[What you need to do]: Your task is to extract every entry that follows word for word while excluding the pictures.

[Raw data]:
▼
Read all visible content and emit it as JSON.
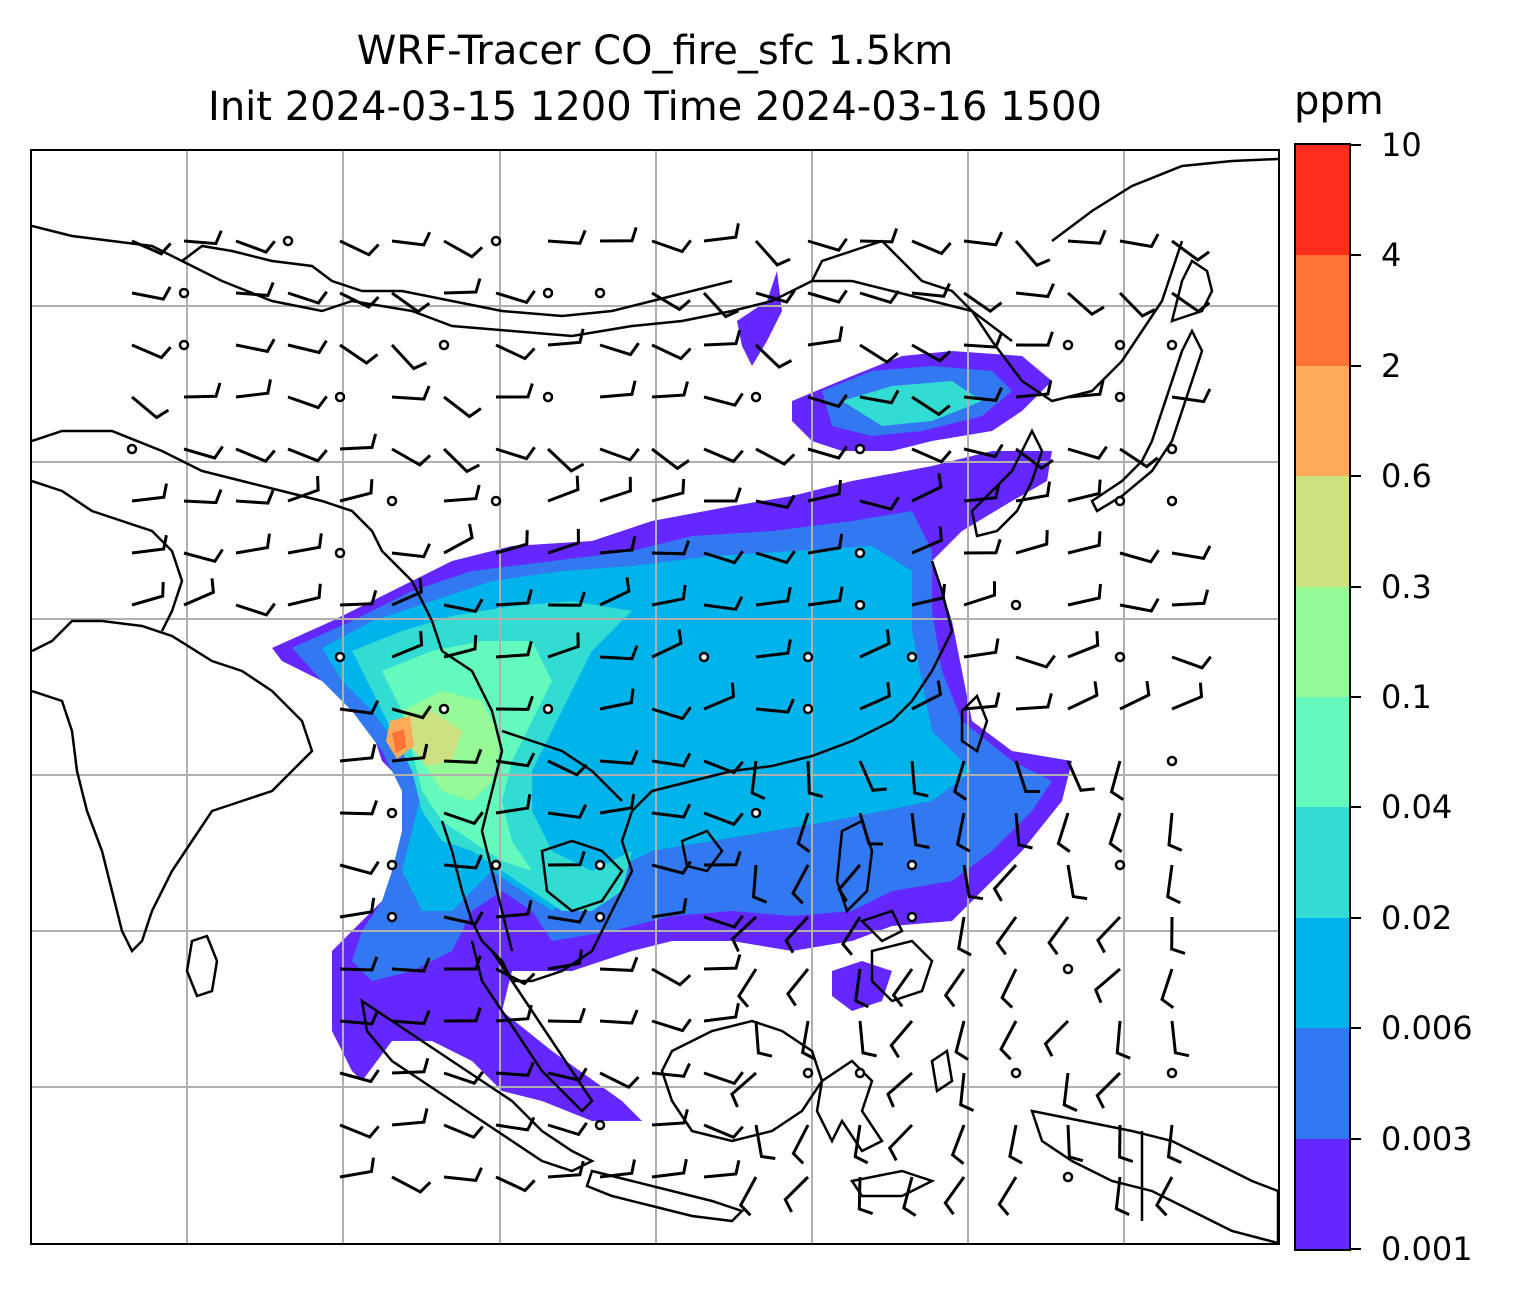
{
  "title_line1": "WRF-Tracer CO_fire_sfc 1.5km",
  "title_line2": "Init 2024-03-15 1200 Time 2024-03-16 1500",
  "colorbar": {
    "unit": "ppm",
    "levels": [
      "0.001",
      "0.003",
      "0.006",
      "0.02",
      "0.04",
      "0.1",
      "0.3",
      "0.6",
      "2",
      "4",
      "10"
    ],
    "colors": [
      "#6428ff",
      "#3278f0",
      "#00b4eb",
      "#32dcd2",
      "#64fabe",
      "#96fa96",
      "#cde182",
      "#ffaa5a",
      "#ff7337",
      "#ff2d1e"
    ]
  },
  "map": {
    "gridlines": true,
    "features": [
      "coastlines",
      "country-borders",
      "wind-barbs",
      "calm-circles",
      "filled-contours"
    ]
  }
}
▲
[Final result]:
Read all visible content and emit it as JSON.
{
  "title_line1": "WRF-Tracer CO_fire_sfc 1.5km",
  "title_line2": "Init 2024-03-15 1200 Time 2024-03-16 1500",
  "colorbar": {
    "unit": "ppm",
    "levels": [
      "0.001",
      "0.003",
      "0.006",
      "0.02",
      "0.04",
      "0.1",
      "0.3",
      "0.6",
      "2",
      "4",
      "10"
    ],
    "colors": [
      "#6428ff",
      "#3278f0",
      "#00b4eb",
      "#32dcd2",
      "#64fabe",
      "#96fa96",
      "#cde182",
      "#ffaa5a",
      "#ff7337",
      "#ff2d1e"
    ]
  },
  "map": {
    "gridlines": true,
    "features": [
      "coastlines",
      "country-borders",
      "wind-barbs",
      "calm-circles",
      "filled-contours"
    ]
  }
}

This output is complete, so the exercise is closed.